(Data items)

##########

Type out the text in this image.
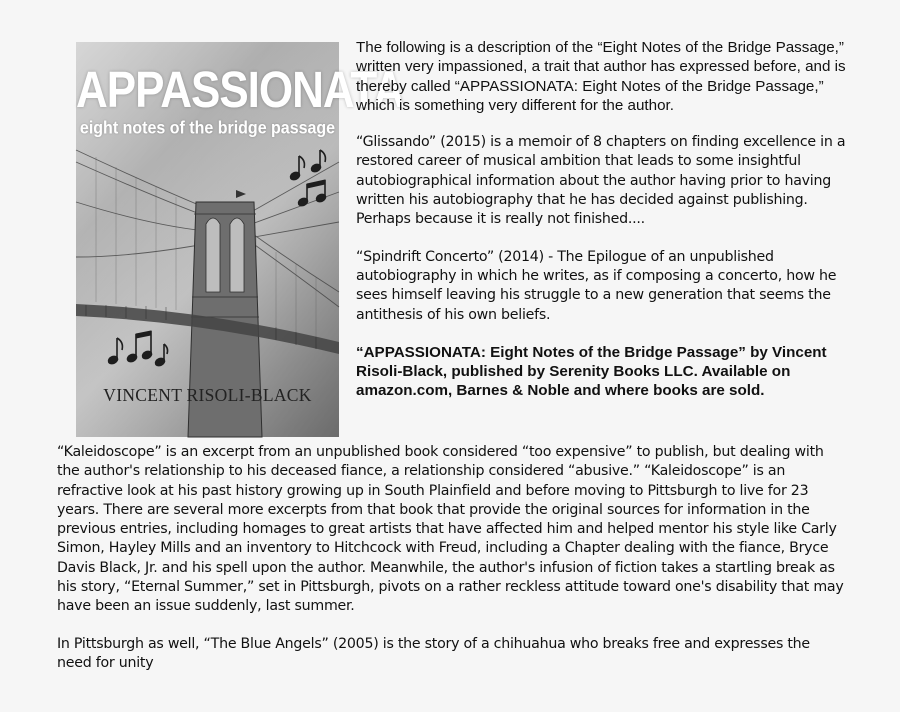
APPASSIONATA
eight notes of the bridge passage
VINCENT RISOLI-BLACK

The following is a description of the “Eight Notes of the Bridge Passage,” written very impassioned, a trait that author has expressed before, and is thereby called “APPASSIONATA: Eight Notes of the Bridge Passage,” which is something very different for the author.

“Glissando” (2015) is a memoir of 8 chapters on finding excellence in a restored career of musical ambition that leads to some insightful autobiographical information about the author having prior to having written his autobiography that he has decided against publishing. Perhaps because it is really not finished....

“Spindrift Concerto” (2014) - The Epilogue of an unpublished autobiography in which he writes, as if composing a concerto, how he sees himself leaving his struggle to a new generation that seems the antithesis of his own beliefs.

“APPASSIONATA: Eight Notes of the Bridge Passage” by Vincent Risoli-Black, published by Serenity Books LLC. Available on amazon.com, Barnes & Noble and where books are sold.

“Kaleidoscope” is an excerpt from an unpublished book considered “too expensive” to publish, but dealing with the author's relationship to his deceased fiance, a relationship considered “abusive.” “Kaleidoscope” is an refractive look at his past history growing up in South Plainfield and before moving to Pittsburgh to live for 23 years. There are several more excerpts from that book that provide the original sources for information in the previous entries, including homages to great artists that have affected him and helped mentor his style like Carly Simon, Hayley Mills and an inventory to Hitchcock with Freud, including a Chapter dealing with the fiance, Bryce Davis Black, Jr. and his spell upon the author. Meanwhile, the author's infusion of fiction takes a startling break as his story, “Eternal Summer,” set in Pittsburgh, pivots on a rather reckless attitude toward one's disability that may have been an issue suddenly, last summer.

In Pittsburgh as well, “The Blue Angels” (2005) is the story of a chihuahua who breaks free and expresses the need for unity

##########

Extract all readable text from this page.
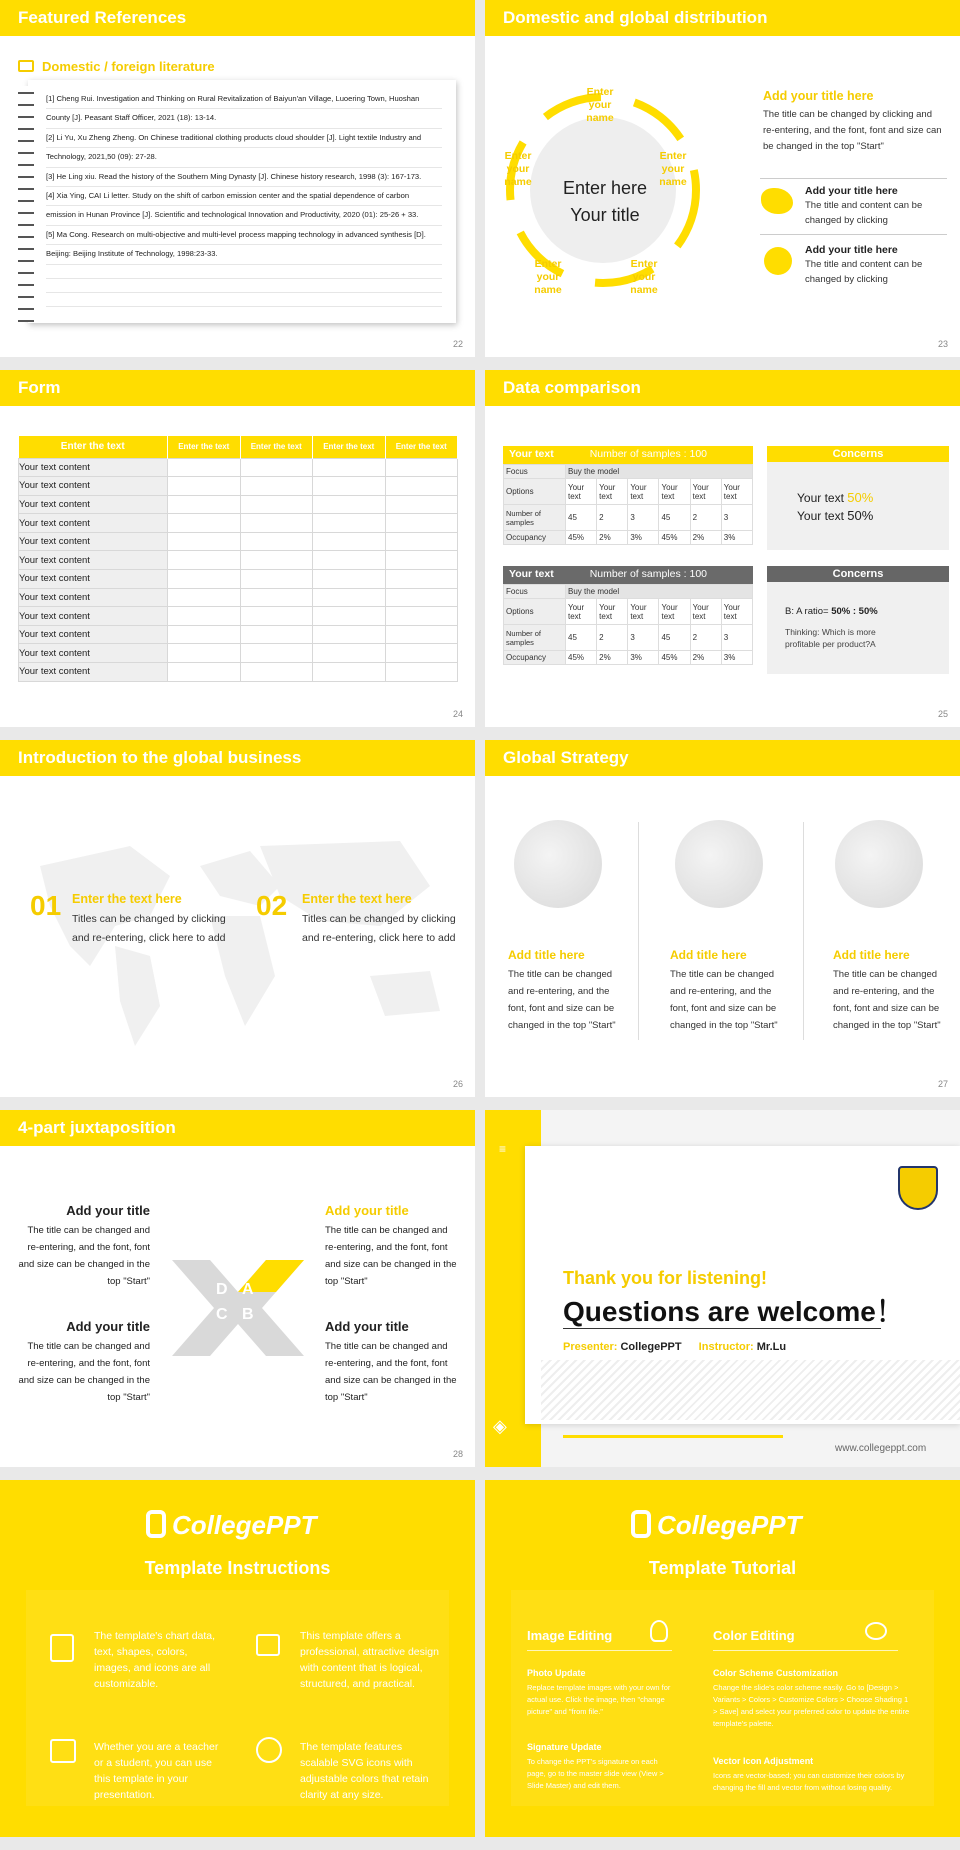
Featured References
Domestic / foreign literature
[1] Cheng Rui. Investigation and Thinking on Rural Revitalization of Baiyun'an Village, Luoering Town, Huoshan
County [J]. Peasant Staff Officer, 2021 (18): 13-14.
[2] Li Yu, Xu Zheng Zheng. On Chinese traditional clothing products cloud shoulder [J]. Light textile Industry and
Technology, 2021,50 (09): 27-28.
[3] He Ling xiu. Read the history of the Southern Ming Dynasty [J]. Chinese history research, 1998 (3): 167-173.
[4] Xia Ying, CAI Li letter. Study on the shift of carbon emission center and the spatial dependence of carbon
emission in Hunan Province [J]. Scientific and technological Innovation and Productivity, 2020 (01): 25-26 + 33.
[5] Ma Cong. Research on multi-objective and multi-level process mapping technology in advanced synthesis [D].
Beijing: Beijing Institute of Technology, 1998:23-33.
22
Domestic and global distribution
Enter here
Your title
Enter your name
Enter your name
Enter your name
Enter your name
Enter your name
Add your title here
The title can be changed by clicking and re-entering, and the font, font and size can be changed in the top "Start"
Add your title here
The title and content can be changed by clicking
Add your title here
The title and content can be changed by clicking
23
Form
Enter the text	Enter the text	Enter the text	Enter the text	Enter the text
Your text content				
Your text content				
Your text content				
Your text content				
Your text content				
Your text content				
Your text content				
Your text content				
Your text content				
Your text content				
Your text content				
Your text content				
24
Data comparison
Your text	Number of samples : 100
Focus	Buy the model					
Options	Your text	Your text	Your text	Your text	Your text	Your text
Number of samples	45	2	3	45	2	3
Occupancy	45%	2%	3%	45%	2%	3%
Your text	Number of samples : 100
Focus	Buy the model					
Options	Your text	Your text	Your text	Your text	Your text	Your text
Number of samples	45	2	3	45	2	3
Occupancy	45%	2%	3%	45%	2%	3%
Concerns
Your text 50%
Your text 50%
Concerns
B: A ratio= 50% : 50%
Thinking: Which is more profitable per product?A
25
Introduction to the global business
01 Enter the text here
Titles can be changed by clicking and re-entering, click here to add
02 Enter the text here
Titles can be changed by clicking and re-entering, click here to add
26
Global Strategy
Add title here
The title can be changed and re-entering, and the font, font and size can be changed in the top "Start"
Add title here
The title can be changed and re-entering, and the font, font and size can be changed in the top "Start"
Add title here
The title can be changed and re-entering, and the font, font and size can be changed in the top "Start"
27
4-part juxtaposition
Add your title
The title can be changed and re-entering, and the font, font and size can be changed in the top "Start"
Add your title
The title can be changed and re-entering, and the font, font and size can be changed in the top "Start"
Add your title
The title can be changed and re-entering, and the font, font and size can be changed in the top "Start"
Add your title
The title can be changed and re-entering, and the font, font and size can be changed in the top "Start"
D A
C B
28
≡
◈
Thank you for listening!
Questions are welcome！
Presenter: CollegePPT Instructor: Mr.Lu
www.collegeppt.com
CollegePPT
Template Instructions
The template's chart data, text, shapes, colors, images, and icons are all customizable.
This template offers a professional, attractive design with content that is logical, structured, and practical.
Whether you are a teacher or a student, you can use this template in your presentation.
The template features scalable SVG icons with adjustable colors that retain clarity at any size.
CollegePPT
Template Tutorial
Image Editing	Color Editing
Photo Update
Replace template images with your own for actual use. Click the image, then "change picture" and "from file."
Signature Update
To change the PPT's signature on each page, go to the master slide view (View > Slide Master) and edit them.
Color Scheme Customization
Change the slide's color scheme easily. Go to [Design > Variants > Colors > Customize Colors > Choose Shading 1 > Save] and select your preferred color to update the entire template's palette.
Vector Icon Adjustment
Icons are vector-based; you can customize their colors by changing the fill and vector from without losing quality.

##########

» WHAT IS ASKED
Within the data above, pick out all lines holding the word "before".

» EXERCISE SOLUTION
The following is a description of the “Eight Notes of the Bridge Passage,” written very impassioned, a trait that author has expressed before, and is thereby called “APPASSIONATA: Eight Notes of the Bridge Passage,” which is something very different for the author.
“Kaleidoscope” is an excerpt from an unpublished book considered “too expensive” to publish, but dealing with the author's relationship to his deceased fiance, a relationship considered “abusive.” “Kaleidoscope” is an refractive look at his past history growing up in South Plainfield and before moving to Pittsburgh to live for 23 years. There are several more excerpts from that book that provide the original sources for information in the previous entries, including homages to great artists that have affected him and helped mentor his style like Carly Simon, Hayley Mills and an inventory to Hitchcock with Freud, including a Chapter dealing with the fiance, Bryce Davis Black, Jr. and his spell upon the author. Meanwhile, the author's infusion of fiction takes a startling break as his story, “Eternal Summer,” set in Pittsburgh, pivots on a rather reckless attitude toward one's disability that may have been an issue suddenly, last summer.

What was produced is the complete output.